**Extracted records**:
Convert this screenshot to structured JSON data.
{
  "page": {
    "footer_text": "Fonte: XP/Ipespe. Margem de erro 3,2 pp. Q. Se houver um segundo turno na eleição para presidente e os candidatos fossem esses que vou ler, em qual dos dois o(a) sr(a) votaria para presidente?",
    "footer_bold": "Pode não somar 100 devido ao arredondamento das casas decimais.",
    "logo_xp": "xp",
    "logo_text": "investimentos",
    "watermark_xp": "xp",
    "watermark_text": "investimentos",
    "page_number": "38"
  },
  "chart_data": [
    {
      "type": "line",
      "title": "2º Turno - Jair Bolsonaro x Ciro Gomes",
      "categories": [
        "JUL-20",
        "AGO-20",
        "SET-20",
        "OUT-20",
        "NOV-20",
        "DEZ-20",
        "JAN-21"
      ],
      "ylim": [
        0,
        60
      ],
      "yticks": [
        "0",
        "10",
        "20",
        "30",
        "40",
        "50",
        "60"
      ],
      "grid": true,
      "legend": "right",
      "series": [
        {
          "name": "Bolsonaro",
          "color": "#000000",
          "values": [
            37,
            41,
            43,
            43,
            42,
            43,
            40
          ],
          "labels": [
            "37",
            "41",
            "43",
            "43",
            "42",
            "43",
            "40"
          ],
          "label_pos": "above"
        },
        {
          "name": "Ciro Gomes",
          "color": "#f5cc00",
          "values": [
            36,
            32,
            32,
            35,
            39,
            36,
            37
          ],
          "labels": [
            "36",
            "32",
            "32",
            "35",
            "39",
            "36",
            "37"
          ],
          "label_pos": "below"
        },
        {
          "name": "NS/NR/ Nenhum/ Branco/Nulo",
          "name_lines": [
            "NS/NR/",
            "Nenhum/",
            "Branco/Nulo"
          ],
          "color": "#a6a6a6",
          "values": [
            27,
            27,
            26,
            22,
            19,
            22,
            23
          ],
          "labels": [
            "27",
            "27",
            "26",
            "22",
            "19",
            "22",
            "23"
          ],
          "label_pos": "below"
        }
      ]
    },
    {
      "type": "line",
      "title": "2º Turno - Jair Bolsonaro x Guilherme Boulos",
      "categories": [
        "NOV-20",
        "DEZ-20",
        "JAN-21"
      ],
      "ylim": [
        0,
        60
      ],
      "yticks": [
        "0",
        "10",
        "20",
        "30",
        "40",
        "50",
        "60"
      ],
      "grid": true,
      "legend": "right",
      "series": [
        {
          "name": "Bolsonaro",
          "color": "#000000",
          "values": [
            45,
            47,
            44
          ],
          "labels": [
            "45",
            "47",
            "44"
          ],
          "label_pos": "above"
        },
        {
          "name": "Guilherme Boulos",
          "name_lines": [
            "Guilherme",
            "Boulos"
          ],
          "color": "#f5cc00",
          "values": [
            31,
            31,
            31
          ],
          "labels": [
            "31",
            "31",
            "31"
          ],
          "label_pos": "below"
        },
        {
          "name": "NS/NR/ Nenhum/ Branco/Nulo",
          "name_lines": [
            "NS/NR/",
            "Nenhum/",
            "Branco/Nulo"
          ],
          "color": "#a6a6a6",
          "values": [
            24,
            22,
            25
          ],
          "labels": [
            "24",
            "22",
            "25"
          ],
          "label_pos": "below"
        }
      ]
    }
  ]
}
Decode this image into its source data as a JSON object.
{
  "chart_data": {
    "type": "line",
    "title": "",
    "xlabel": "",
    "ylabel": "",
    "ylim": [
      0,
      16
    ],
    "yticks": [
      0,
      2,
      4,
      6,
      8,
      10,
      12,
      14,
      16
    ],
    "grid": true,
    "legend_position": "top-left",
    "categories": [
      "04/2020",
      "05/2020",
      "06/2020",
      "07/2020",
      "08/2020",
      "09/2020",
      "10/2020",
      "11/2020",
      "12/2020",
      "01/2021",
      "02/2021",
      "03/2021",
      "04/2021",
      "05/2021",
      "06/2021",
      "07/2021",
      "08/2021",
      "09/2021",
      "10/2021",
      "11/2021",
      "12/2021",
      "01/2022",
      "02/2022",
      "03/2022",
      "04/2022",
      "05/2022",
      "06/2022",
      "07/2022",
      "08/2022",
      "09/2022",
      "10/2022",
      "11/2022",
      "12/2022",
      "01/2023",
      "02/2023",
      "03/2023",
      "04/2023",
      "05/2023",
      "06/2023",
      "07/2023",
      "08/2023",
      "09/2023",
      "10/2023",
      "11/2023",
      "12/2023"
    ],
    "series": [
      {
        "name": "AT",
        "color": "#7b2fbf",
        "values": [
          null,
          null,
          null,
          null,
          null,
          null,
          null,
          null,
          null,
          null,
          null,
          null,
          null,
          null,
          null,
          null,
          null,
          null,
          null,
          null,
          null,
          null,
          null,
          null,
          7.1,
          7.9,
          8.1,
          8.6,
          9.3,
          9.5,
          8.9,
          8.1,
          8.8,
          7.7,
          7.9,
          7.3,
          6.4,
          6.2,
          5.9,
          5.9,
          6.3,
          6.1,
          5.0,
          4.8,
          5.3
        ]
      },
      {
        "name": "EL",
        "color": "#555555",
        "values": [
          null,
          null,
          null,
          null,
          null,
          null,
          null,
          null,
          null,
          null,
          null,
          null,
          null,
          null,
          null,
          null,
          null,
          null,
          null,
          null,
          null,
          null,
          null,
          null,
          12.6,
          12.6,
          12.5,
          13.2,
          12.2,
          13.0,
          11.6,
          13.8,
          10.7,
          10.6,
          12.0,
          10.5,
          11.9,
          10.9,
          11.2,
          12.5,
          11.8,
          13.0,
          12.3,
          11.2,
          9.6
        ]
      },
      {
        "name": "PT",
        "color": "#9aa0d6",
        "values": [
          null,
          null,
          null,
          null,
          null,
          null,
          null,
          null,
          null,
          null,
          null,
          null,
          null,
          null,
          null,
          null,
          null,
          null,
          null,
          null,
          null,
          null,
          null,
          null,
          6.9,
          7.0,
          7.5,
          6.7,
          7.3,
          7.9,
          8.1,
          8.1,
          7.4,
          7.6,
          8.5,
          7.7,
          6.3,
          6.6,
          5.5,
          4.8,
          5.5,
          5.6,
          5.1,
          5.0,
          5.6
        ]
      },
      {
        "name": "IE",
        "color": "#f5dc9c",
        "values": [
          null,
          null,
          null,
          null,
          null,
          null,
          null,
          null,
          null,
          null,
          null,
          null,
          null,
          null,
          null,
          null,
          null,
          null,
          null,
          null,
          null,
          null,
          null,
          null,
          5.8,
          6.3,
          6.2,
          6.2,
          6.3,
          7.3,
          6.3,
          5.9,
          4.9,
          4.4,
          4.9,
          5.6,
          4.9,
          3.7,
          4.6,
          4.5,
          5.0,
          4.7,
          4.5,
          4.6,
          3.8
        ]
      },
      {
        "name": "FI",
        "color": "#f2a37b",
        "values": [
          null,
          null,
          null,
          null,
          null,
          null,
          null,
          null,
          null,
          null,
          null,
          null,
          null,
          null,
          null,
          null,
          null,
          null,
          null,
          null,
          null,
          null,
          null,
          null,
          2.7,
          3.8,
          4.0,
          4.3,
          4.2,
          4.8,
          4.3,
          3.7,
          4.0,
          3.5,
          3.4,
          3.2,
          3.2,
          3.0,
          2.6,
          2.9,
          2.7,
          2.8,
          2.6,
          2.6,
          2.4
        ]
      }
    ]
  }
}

**Goal**: Select the lines in this material that hold the word "Ciro", leaving none out.

**Exercise output**:
      "title": "2º Turno - Jair Bolsonaro x Ciro Gomes",
          "name": "Ciro Gomes",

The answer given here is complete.